TASK REQUIREMENTS:
Give the number of lines in the entries that contain "JSON". State only the count.

--- START OF DATA TO PROCESS ---

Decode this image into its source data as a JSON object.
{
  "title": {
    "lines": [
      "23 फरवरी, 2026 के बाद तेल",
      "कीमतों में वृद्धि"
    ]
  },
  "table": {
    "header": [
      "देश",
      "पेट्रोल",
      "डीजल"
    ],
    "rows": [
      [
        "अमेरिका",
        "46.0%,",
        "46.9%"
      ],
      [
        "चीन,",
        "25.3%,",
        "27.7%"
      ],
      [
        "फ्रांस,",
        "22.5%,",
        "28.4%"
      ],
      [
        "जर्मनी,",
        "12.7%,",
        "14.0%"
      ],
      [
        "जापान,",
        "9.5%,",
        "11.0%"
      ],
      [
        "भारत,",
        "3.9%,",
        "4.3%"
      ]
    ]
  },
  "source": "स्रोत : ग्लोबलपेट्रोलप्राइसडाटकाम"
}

--- END OF DATA TO PROCESS ---
--- START OF DATA TO PROCESS ---

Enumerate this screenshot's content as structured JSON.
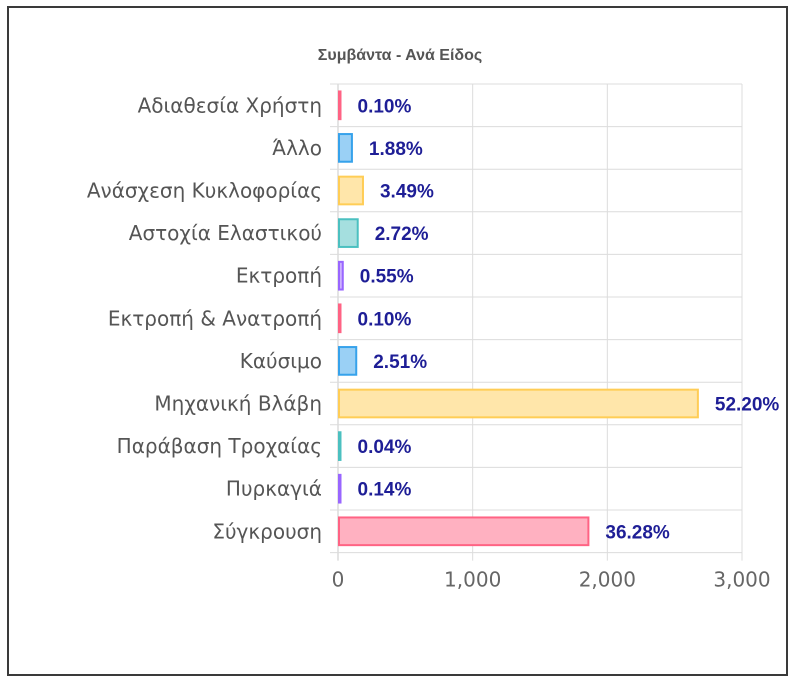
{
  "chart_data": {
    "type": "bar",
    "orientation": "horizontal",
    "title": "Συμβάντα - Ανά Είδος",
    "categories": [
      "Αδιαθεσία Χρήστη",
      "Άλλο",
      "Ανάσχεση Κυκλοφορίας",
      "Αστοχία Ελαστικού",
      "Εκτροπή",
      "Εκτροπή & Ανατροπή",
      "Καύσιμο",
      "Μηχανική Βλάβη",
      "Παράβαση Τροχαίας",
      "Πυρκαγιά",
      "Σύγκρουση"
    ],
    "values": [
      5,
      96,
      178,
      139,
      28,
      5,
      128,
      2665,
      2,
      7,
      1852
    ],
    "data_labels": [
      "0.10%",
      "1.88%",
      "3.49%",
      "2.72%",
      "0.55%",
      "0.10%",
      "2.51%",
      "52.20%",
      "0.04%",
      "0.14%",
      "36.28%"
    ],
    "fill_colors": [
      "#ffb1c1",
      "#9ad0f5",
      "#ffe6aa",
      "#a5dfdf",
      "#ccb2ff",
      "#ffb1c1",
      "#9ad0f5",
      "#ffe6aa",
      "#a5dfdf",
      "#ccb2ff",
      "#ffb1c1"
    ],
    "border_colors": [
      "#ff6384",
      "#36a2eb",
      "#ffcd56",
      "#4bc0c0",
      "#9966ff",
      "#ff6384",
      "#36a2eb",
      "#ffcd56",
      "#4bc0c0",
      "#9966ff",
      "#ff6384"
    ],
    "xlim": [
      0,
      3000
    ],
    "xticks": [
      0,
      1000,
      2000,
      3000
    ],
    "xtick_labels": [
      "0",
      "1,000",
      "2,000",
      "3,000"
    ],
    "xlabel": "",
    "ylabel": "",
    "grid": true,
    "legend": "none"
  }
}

--- END OF DATA TO PROCESS ---

RESULT:
2